== Information shown ==
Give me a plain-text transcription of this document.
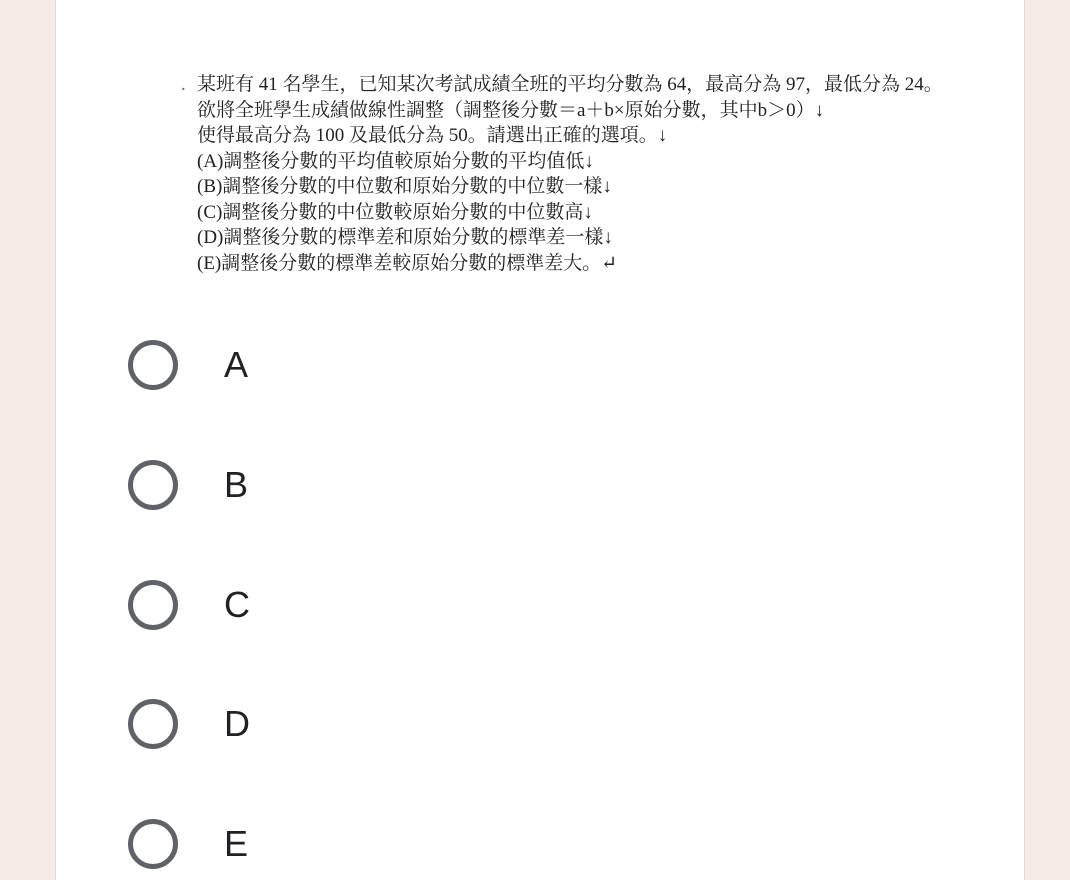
. 某班有 41 名學生，已知某次考試成績全班的平均分數為 64，最高分為 97，最低分為 24。
欲將全班學生成績做線性調整（調整後分數＝a＋b×原始分數，其中b＞0）↓
使得最高分為 100 及最低分為 50。請選出正確的選項。↓
(A)調整後分數的平均值較原始分數的平均值低↓
(B)調整後分數的中位數和原始分數的中位數一樣↓
(C)調整後分數的中位數較原始分數的中位數高↓
(D)調整後分數的標準差和原始分數的標準差一樣↓
(E)調整後分數的標準差較原始分數的標準差大。↵
A
B
C
D
E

== Problem to solve ==
Quote all the lines above exactly as given. Do not include the pictures.

== Output for this task ==
Give me a plain-text transcription of this document.
. 某班有 41 名學生，已知某次考試成績全班的平均分數為 64，最高分為 97，最低分為 24。
欲將全班學生成績做線性調整（調整後分數＝a＋b×原始分數，其中b＞0）↓
使得最高分為 100 及最低分為 50。請選出正確的選項。↓
(A)調整後分數的平均值較原始分數的平均值低↓
(B)調整後分數的中位數和原始分數的中位數一樣↓
(C)調整後分數的中位數較原始分數的中位數高↓
(D)調整後分數的標準差和原始分數的標準差一樣↓
(E)調整後分數的標準差較原始分數的標準差大。↵
A
B
C
D
E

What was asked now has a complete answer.